----- Material shown

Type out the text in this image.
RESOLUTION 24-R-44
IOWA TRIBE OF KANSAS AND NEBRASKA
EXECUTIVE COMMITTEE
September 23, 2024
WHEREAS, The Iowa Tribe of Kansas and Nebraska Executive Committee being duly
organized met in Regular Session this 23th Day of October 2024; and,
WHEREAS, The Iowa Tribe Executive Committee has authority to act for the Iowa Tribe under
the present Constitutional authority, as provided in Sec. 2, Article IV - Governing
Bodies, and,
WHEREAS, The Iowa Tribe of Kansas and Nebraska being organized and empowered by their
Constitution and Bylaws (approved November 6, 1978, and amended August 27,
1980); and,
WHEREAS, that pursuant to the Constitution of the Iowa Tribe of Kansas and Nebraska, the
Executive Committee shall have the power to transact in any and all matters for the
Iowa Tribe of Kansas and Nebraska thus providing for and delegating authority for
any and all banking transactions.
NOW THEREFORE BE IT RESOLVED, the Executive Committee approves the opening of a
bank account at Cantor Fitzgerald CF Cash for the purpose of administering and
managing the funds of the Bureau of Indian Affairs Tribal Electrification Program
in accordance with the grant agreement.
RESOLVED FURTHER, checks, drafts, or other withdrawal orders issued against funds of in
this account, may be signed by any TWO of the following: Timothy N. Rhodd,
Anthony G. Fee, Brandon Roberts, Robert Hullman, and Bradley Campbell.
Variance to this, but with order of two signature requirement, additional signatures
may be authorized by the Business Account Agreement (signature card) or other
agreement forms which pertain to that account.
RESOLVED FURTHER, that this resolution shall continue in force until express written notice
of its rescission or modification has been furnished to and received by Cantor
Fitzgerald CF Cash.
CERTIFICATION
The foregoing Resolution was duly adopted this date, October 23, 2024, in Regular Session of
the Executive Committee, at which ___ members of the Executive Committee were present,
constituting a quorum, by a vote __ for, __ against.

----------

Required work:
Scan the material above for the string "funds" and return the lines that hold it.

The result:
managing the funds of the Bureau of Indian Affairs Tribal Electrification Program
RESOLVED FURTHER, checks, drafts, or other withdrawal orders issued against funds of in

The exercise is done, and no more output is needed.